(Saved data entries)
=======
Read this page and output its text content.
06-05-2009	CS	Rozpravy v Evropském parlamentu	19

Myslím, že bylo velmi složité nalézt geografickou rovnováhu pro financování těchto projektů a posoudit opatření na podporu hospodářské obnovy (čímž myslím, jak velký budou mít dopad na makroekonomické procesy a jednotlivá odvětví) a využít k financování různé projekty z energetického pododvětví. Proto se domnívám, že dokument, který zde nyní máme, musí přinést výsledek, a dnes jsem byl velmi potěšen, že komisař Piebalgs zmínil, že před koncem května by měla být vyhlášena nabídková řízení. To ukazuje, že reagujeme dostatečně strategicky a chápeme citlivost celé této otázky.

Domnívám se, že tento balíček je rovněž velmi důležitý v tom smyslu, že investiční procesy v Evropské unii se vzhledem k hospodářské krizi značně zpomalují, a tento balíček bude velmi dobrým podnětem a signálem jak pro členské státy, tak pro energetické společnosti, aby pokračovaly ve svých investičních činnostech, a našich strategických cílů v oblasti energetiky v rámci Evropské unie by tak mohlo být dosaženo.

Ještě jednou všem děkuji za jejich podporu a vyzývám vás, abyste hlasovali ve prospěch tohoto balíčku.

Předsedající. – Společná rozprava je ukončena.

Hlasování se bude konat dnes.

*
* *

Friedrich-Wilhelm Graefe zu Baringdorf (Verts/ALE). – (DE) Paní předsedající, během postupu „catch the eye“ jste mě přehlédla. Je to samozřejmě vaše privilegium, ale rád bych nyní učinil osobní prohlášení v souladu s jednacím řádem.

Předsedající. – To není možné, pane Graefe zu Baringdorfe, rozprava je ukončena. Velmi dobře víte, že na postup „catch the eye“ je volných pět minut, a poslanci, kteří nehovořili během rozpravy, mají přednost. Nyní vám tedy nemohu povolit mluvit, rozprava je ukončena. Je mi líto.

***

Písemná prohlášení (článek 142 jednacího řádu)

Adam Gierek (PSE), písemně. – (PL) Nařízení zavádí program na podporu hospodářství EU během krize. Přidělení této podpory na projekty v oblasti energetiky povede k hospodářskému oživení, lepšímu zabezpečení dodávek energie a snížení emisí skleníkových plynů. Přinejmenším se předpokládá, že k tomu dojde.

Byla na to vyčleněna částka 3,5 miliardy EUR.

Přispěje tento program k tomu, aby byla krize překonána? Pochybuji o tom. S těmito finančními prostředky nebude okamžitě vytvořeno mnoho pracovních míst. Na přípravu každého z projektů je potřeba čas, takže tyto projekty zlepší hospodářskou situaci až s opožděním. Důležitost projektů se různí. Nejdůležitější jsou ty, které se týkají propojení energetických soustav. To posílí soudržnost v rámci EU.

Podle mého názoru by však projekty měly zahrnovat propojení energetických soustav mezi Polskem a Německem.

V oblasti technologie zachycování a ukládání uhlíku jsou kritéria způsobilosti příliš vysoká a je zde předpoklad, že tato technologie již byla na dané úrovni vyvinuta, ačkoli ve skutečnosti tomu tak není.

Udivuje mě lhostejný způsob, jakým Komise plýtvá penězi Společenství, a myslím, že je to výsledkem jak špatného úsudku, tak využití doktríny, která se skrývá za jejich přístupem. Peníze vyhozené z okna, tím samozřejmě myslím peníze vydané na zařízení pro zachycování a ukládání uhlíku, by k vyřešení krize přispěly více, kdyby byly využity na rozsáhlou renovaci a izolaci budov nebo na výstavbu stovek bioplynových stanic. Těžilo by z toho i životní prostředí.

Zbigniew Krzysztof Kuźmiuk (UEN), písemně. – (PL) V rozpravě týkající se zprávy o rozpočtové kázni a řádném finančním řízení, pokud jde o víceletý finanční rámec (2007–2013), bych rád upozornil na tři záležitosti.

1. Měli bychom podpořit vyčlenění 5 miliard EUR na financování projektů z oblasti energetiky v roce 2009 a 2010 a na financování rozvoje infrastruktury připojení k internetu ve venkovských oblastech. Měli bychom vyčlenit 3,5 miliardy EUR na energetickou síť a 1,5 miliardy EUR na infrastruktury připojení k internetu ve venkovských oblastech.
=======
● Exercise objective: Write out every line of the preceding listing that contains "krize".

● Output for this task:
Adam Gierek (PSE), písemně. – (PL) Nařízení zavádí program na podporu hospodářství EU během krize. Přidělení této podpory na projekty v oblasti energetiky povede k hospodářskému oživení, lepšímu zabezpečení dodávek energie a snížení emisí skleníkových plynů. Přinejmenším se předpokládá, že k tomu dojde.
Přispěje tento program k tomu, aby byla krize překonána? Pochybuji o tom. S těmito finančními prostředky nebude okamžitě vytvořeno mnoho pracovních míst. Na přípravu každého z projektů je potřeba čas, takže tyto projekty zlepší hospodářskou situaci až s opožděním. Důležitost projektů se různí. Nejdůležitější jsou ty, které se týkají propojení energetických soustav. To posílí soudržnost v rámci EU.
Udivuje mě lhostejný způsob, jakým Komise plýtvá penězi Společenství, a myslím, že je to výsledkem jak špatného úsudku, tak využití doktríny, která se skrývá za jejich přístupem. Peníze vyhozené z okna, tím samozřejmě myslím peníze vydané na zařízení pro zachycování a ukládání uhlíku, by k vyřešení krize přispěly více, kdyby byly využity na rozsáhlou renovaci a izolaci budov nebo na výstavbu stovek bioplynových stanic. Těžilo by z toho i životní prostředí.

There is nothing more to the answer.